• **Set problem**: Find the lines of data that contain the string "year", then list them.

• **Input records**:

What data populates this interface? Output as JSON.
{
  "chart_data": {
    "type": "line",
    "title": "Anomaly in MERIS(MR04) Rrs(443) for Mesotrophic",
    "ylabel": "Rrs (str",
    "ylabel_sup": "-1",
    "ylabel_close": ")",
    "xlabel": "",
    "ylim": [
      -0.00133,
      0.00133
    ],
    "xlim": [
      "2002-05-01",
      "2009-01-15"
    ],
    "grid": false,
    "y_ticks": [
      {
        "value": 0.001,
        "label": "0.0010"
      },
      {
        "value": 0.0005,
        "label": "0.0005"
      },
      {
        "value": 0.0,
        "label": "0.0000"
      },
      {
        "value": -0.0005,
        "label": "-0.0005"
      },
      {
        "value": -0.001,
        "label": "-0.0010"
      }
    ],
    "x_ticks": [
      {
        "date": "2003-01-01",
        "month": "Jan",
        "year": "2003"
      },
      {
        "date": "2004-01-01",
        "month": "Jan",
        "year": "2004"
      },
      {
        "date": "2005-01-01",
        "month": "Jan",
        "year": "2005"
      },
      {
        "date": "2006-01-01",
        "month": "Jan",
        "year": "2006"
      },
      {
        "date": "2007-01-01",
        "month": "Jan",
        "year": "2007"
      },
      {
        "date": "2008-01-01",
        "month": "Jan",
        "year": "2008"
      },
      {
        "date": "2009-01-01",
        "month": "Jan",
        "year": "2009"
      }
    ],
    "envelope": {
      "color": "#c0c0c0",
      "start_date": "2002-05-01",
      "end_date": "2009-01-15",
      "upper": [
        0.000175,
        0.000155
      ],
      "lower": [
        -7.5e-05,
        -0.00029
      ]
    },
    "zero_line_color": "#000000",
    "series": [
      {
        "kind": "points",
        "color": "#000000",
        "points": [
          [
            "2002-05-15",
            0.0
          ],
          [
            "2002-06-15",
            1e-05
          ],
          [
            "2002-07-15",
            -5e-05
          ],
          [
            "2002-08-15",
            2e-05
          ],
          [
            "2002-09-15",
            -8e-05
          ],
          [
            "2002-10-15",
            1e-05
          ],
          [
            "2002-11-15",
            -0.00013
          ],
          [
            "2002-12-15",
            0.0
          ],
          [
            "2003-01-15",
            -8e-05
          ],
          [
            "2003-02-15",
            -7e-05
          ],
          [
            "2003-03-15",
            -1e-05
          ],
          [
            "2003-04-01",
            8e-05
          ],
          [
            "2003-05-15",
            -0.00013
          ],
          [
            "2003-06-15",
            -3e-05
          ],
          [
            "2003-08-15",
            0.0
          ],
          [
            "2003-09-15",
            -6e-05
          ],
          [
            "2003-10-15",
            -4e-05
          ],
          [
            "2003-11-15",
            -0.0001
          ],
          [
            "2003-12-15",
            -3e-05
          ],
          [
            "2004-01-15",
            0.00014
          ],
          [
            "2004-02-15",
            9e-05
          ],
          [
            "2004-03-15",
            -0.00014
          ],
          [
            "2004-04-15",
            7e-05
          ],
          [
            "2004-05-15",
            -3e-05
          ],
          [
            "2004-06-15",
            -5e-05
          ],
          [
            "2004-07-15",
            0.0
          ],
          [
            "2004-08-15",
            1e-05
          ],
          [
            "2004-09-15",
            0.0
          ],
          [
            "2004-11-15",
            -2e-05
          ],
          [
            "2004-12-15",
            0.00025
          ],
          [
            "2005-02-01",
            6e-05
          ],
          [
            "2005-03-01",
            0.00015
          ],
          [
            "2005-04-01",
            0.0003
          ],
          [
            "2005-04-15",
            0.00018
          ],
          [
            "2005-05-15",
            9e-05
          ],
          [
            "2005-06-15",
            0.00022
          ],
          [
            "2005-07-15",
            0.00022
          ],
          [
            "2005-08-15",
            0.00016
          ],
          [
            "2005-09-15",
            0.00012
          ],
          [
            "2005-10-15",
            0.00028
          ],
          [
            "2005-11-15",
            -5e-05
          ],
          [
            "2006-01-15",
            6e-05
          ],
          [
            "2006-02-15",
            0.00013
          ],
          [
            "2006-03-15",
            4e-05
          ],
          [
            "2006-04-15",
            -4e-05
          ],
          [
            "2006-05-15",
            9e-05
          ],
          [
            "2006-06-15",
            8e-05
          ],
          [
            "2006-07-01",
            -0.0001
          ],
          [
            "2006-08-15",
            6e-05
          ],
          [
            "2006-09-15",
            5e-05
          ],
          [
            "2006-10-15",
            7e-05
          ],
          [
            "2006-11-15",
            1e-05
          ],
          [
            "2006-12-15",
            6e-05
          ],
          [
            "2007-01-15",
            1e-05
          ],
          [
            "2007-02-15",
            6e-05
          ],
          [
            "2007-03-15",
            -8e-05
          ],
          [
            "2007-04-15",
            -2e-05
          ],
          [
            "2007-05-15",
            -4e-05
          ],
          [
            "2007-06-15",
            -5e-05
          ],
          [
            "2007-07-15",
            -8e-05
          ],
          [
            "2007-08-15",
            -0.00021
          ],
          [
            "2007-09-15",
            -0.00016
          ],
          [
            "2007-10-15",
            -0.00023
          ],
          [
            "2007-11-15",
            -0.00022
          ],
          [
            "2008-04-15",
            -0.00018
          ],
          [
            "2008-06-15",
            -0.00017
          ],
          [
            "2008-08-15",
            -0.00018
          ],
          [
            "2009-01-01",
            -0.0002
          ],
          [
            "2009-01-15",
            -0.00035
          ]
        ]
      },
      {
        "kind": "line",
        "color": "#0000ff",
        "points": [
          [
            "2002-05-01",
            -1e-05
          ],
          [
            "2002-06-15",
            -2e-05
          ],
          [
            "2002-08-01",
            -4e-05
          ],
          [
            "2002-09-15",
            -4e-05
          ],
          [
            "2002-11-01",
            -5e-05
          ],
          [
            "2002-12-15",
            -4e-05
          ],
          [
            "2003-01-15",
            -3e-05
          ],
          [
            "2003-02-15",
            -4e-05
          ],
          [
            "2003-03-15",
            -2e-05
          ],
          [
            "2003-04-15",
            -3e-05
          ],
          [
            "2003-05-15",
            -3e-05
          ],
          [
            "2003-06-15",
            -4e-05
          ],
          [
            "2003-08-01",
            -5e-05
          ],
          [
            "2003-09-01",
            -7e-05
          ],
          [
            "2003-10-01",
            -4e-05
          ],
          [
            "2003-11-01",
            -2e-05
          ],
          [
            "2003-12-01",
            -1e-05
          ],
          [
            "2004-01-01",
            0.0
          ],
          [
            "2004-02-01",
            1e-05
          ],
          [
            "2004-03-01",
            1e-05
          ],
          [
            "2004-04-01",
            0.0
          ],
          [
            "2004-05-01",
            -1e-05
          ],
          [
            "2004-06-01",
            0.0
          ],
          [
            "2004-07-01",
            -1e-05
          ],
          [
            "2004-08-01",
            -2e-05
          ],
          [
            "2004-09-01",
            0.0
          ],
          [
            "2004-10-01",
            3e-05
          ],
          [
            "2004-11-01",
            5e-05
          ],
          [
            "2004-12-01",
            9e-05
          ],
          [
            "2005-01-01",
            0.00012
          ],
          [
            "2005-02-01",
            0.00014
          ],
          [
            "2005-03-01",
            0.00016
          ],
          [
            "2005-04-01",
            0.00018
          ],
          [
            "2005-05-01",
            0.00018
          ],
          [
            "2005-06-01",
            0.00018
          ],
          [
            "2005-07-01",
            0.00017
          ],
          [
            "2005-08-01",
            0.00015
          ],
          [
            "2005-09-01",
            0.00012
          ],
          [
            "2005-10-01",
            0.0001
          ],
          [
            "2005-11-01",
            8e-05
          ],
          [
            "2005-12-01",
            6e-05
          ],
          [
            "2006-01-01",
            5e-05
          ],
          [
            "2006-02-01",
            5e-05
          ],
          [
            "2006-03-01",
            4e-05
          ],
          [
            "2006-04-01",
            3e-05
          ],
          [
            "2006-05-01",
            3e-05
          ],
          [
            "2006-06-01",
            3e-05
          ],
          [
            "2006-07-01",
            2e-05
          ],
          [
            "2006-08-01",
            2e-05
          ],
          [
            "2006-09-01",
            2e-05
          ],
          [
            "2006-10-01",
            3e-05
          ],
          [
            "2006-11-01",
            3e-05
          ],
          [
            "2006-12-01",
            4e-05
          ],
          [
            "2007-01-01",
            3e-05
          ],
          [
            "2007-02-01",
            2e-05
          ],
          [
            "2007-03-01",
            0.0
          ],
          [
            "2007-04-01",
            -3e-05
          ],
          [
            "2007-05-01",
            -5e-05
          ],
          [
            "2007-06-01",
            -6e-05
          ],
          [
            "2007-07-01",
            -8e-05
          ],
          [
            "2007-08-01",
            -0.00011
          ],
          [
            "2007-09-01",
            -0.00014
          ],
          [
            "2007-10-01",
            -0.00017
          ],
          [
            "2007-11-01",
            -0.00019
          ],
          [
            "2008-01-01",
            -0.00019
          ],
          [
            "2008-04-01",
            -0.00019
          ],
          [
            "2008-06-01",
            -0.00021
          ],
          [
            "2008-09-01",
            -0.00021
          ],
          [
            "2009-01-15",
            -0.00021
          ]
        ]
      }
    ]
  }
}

• **Written solution**:
        "year": "2003"
        "year": "2004"
        "year": "2005"
        "year": "2006"
        "year": "2007"
        "year": "2008"
        "year": "2009"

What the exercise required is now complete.